╭──

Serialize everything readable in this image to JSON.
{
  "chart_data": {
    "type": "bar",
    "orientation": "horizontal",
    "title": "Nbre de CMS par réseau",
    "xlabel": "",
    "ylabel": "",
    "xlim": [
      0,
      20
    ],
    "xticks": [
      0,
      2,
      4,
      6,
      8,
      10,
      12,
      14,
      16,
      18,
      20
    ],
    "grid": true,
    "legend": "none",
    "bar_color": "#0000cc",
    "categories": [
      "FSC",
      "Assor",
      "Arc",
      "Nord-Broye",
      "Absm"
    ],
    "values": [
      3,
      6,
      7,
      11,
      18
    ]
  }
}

╰──

Short exercise:
Transcribe each record exactly. Leave nothing out.

Response to this exercise:
Serialize everything readable in this image to JSON.
{
  "chart_data": {
    "type": "bar",
    "orientation": "horizontal",
    "title": "Nbre de CMS par réseau",
    "xlabel": "",
    "ylabel": "",
    "xlim": [
      0,
      20
    ],
    "xticks": [
      0,
      2,
      4,
      6,
      8,
      10,
      12,
      14,
      16,
      18,
      20
    ],
    "grid": true,
    "legend": "none",
    "bar_color": "#0000cc",
    "categories": [
      "FSC",
      "Assor",
      "Arc",
      "Nord-Broye",
      "Absm"
    ],
    "values": [
      3,
      6,
      7,
      11,
      18
    ]
  }
}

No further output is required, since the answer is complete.